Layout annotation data
-------------------------

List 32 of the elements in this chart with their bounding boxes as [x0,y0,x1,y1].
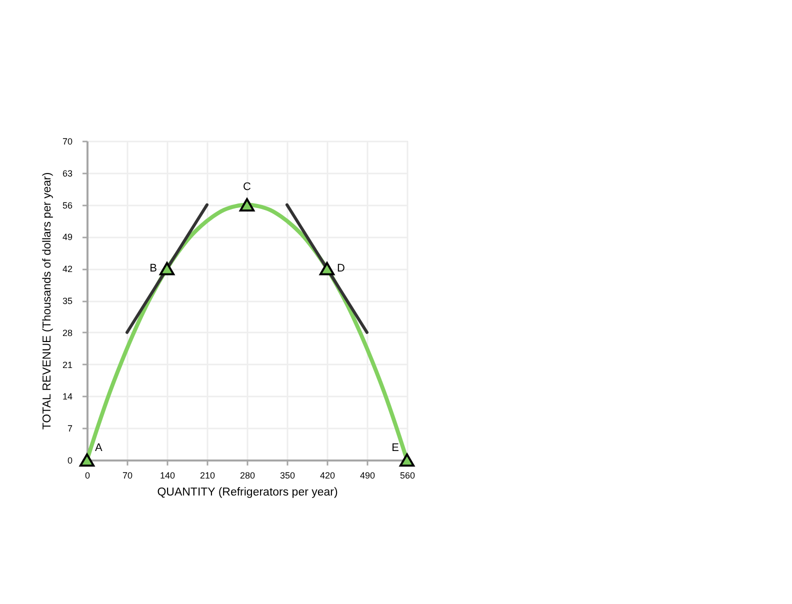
annotation: A [95,442,103,454]
point [239,198,255,212]
x-tick-label: 210 [200,470,216,480]
x-tick-label: 140 [160,470,176,480]
y-tick-label: 21 [62,360,72,370]
y-tick-label: 63 [62,168,72,178]
x-tick-label: 560 [400,470,416,480]
x-tick-label: 0 [84,470,90,480]
point [79,453,95,467]
x-tick-label: 350 [280,470,296,480]
x-tick-label: 490 [360,470,376,480]
annotation: B [150,262,157,275]
y-tick-label: 49 [62,232,72,242]
x-axis-title: QUANTITY (Refrigerators per year) [157,486,338,498]
y-tick-label: 35 [62,296,72,306]
annotation: C [243,180,252,193]
x-tick-label: 280 [240,470,256,480]
y-tick-label: 42 [62,264,72,274]
point [399,453,415,467]
y-axis-title: TOTAL REVENUE (Thousands of dollars per year) [41,172,54,430]
x-tick-label: 70 [122,470,133,480]
y-tick-label: 14 [62,392,72,402]
point [319,262,335,276]
y-tick-label: 70 [62,136,72,146]
y-tick-label: 28 [62,328,72,338]
point [159,262,175,276]
annotation: D [337,262,345,275]
y-tick-label: 56 [62,200,72,210]
y-tick-label: 7 [67,424,72,434]
y-tick-label: 0 [67,456,72,466]
x-tick-label: 420 [320,470,336,480]
annotation: E [392,442,399,454]
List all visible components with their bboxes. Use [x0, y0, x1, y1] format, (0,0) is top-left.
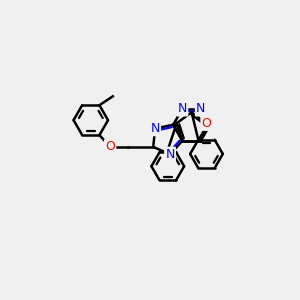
Text: N: N: [178, 102, 187, 115]
Text: N: N: [165, 148, 175, 161]
Text: N: N: [196, 102, 206, 115]
Text: O: O: [202, 117, 212, 130]
Text: N: N: [151, 122, 160, 135]
Text: O: O: [105, 140, 115, 153]
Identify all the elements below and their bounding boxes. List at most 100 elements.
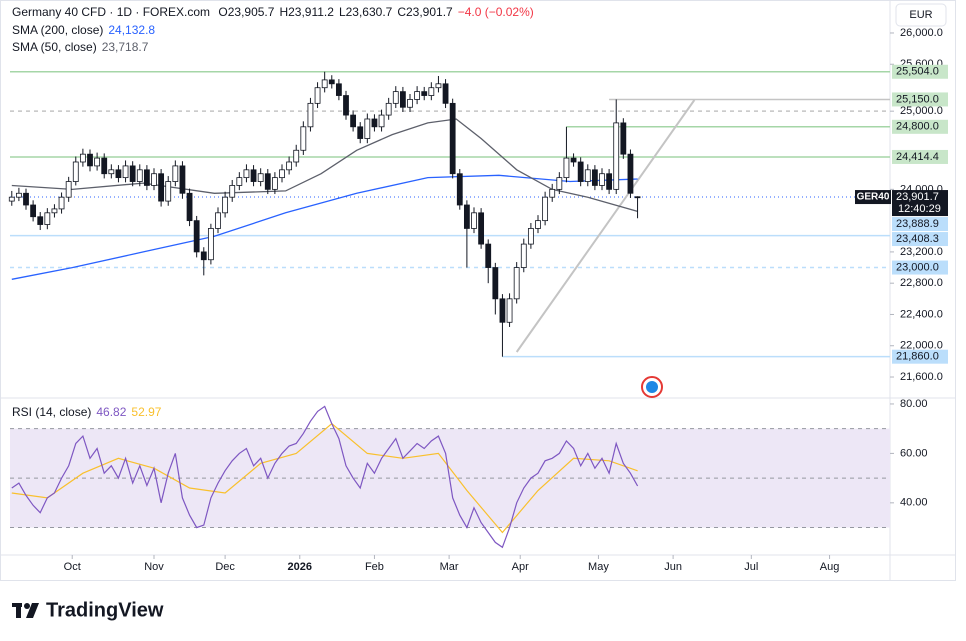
candle-body (620, 122, 627, 155)
candle (414, 86, 421, 105)
candle-body (471, 212, 477, 229)
candle (442, 79, 449, 109)
price-label-box (892, 260, 948, 275)
candle-body (193, 220, 200, 253)
y-tick-label: 22,800.0 (900, 277, 943, 289)
candle-body (23, 192, 29, 206)
candle (279, 164, 285, 183)
currency-box[interactable] (895, 3, 947, 27)
symbol: GER40 (857, 192, 890, 203)
candle-body (179, 165, 186, 194)
candle-body (58, 196, 65, 210)
candle-body (328, 79, 335, 85)
candle-body (8, 196, 15, 202)
candle-body (222, 196, 229, 214)
ohlc-value: −4.0 (−0.02%) (457, 5, 534, 19)
price-label-box (892, 92, 948, 107)
candle (207, 223, 214, 265)
rsi-title: RSI (14, close) (12, 405, 92, 419)
candle-body (449, 102, 456, 175)
candle-body (143, 169, 150, 186)
price-label: 24,414.4 (896, 151, 939, 163)
candle (385, 97, 392, 120)
logo-part (16, 603, 21, 618)
x-tick-label: Mar (440, 561, 459, 573)
candle-body (30, 204, 37, 218)
candle-body (385, 102, 392, 116)
candle (485, 239, 492, 284)
candle (449, 98, 456, 179)
candle-body (463, 204, 470, 229)
price-label: 23,888.9 (896, 218, 939, 230)
candle (108, 164, 115, 179)
candle (186, 188, 193, 227)
price-legend: Germany 40 CFD · 1D · FOREX.com O23,905.… (12, 5, 544, 19)
candle-body (343, 95, 349, 116)
y-tick-label: 21,600.0 (900, 371, 943, 383)
candle (591, 165, 598, 191)
candle-body (499, 298, 506, 323)
candle (599, 168, 605, 191)
candle (335, 79, 342, 101)
price-label-box (892, 149, 948, 164)
candle-body (94, 157, 101, 167)
candle (72, 156, 79, 186)
trendline (515, 99, 696, 353)
candle (407, 93, 413, 112)
sma-name: SMA (50, close) (12, 40, 97, 54)
sma-legend: SMA (200, close) 24,132.8 SMA (50, close) 2… (12, 23, 160, 57)
candle-body (556, 177, 563, 190)
candle-body (79, 153, 86, 163)
x-tick-label: Dec (215, 561, 235, 573)
price-label: 23,901.7 (896, 191, 939, 203)
candle (58, 192, 65, 214)
rsi-legend: RSI (14, close) 46.82 52.97 (12, 405, 171, 419)
candle-body (414, 91, 421, 100)
price-label: 21,860.0 (896, 351, 939, 363)
candle (570, 153, 577, 167)
candle (328, 75, 335, 89)
candle (371, 114, 378, 132)
candle (456, 169, 463, 210)
candle-body (599, 173, 605, 186)
sma-name: SMA (200, close) (12, 23, 104, 37)
candle (392, 86, 399, 109)
candle (122, 160, 129, 183)
candle (51, 204, 58, 218)
candle-body (108, 169, 115, 175)
rsi-values: 46.82 52.97 (96, 405, 166, 419)
candle (65, 176, 72, 202)
indicator-icon[interactable] (641, 376, 663, 398)
candle (321, 71, 328, 93)
candle-body (200, 251, 207, 261)
candle (577, 157, 584, 187)
candle (563, 126, 570, 183)
candle-body (442, 83, 449, 104)
candle (136, 164, 143, 187)
candle (421, 86, 428, 101)
rsi-value: 52.97 (131, 405, 162, 419)
candle (44, 208, 51, 230)
candle-body (435, 83, 442, 89)
candle (549, 183, 556, 202)
candle-body (371, 118, 378, 128)
candle (399, 86, 406, 112)
candle-body (215, 212, 221, 229)
candle (428, 82, 435, 101)
candle (343, 90, 349, 120)
x-tick-label: Jun (664, 561, 682, 573)
candle (23, 188, 29, 210)
candle-body (478, 212, 485, 245)
price-label: 25,150.0 (896, 93, 939, 105)
candle (243, 164, 250, 183)
ohlc-value: H23,911.2 (279, 5, 334, 19)
candle (613, 99, 620, 195)
candle (506, 293, 513, 327)
candle (115, 165, 122, 183)
sma-row: SMA (200, close) 24,132.8 (12, 23, 160, 37)
symbol-box (855, 190, 891, 205)
candle (535, 215, 541, 234)
candle-body (65, 181, 72, 198)
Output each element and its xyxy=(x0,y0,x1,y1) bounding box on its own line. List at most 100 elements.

-------------------------

What to produce
Repeat the lines verbatim, starting with the line that contains "annotation: A [95,442,103,454]" and ending with the line that contains "annotation: B [150,262,157,275]", both included.

Output for this exercise
annotation: A [95,442,103,454]
point [239,198,255,212]
x-tick-label: 210 [200,470,216,480]
x-tick-label: 140 [160,470,176,480]
y-tick-label: 21 [62,360,72,370]
y-tick-label: 63 [62,168,72,178]
x-tick-label: 560 [400,470,416,480]
x-tick-label: 0 [84,470,90,480]
point [79,453,95,467]
x-tick-label: 350 [280,470,296,480]
x-tick-label: 490 [360,470,376,480]
annotation: B [150,262,157,275]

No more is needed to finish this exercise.